* [TASK DESCRIPTION]:
Copy the records below exactly, leaving out any pictures.

Collection entries:
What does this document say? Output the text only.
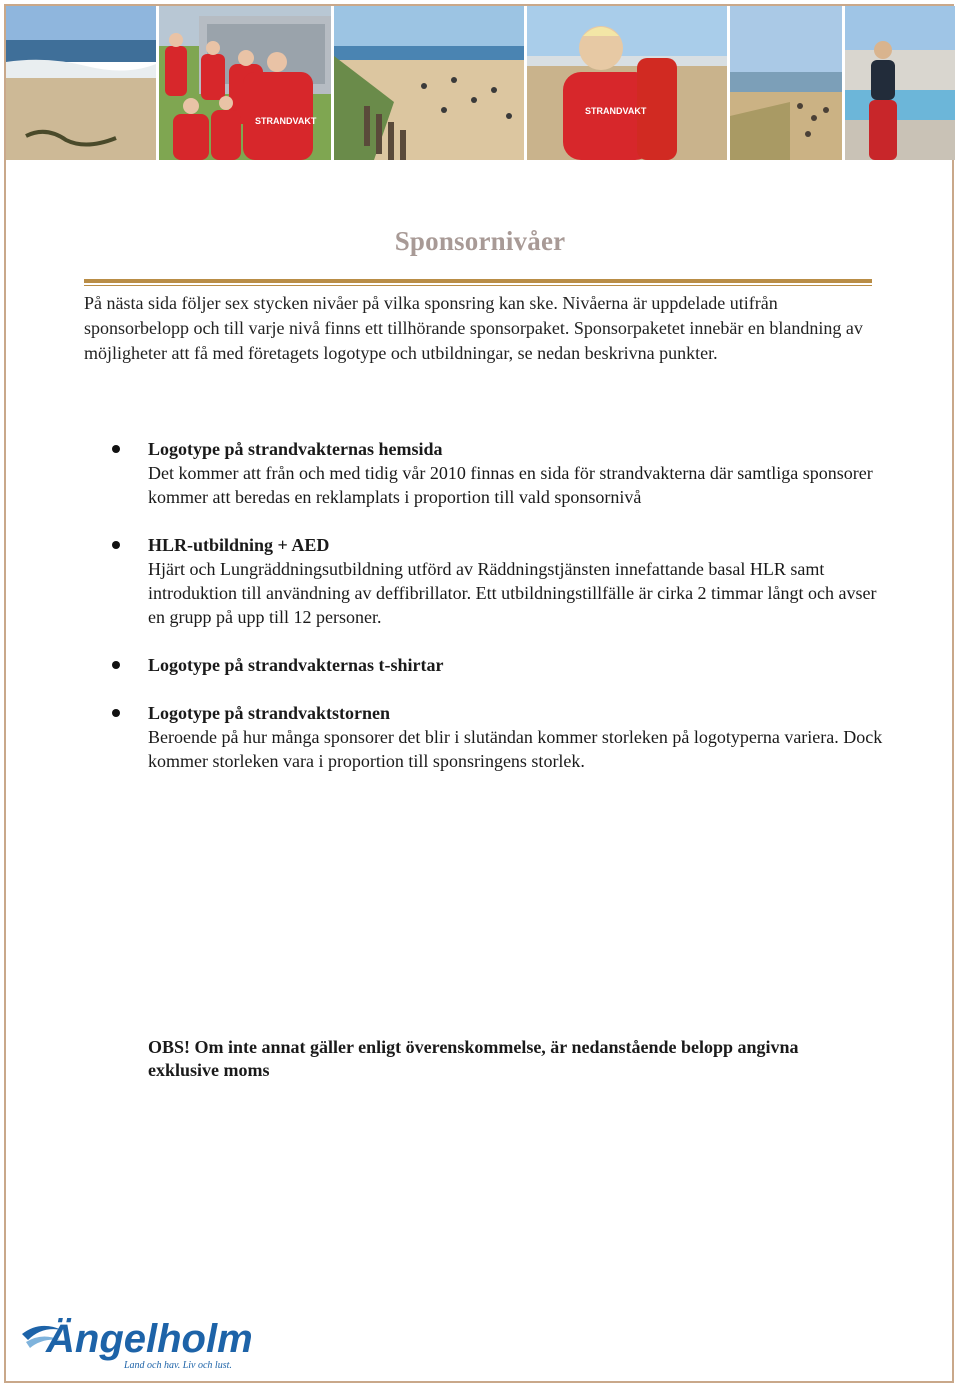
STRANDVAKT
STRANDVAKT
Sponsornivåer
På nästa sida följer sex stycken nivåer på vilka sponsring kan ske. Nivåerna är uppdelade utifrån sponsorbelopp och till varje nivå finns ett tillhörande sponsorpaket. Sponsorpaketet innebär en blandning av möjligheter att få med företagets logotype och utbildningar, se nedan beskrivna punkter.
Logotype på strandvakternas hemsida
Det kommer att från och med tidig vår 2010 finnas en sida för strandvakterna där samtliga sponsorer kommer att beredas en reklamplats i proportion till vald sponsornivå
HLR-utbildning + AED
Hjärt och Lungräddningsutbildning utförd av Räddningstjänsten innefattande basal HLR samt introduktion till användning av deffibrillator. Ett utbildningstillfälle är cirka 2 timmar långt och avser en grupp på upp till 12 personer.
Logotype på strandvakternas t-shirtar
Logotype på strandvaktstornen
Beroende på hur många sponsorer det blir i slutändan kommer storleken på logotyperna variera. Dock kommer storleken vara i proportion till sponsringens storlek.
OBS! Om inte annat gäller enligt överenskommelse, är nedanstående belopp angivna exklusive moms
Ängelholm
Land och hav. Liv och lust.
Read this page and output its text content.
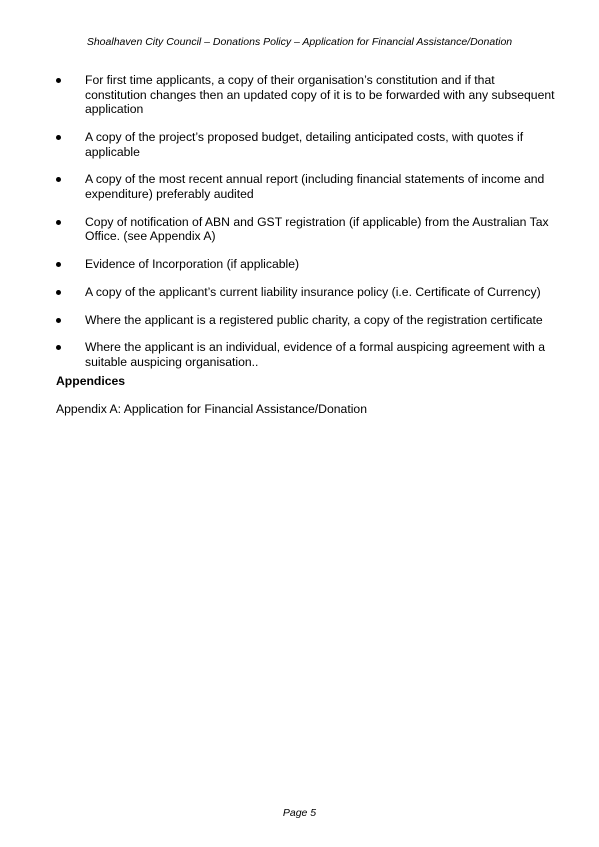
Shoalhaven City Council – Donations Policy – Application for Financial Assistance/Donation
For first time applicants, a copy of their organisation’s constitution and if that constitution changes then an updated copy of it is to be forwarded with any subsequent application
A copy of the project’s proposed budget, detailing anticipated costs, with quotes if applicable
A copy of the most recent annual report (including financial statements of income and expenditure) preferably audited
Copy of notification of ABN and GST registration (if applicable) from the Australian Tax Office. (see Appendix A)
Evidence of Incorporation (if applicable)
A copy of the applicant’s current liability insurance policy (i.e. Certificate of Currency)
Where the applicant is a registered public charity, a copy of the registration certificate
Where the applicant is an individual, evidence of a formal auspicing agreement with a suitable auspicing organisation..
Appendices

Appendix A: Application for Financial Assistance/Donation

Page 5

* [RESPONSE BELOW]:
What does this document say? Output the text only.
STRANDVAKT
STRANDVAKT
Sponsornivåer
På nästa sida följer sex stycken nivåer på vilka sponsring kan ske. Nivåerna är uppdelade utifrån sponsorbelopp och till varje nivå finns ett tillhörande sponsorpaket. Sponsorpaketet innebär en blandning av möjligheter att få med företagets logotype och utbildningar, se nedan beskrivna punkter.
Logotype på strandvakternas hemsida
Det kommer att från och med tidig vår 2010 finnas en sida för strandvakterna där samtliga sponsorer kommer att beredas en reklamplats i proportion till vald sponsornivå
HLR-utbildning + AED
Hjärt och Lungräddningsutbildning utförd av Räddningstjänsten innefattande basal HLR samt introduktion till användning av deffibrillator. Ett utbildningstillfälle är cirka 2 timmar långt och avser en grupp på upp till 12 personer.
Logotype på strandvakternas t-shirtar
Logotype på strandvaktstornen
Beroende på hur många sponsorer det blir i slutändan kommer storleken på logotyperna variera. Dock kommer storleken vara i proportion till sponsringens storlek.
OBS! Om inte annat gäller enligt överenskommelse, är nedanstående belopp angivna exklusive moms
Ängelholm
Land och hav. Liv och lust.
Read this page and output its text content.
Shoalhaven City Council – Donations Policy – Application for Financial Assistance/Donation
For first time applicants, a copy of their organisation’s constitution and if that constitution changes then an updated copy of it is to be forwarded with any subsequent application
A copy of the project’s proposed budget, detailing anticipated costs, with quotes if applicable
A copy of the most recent annual report (including financial statements of income and expenditure) preferably audited
Copy of notification of ABN and GST registration (if applicable) from the Australian Tax Office. (see Appendix A)
Evidence of Incorporation (if applicable)
A copy of the applicant’s current liability insurance policy (i.e. Certificate of Currency)
Where the applicant is a registered public charity, a copy of the registration certificate
Where the applicant is an individual, evidence of a formal auspicing agreement with a suitable auspicing organisation..
Appendices

Appendix A: Application for Financial Assistance/Donation

Page 5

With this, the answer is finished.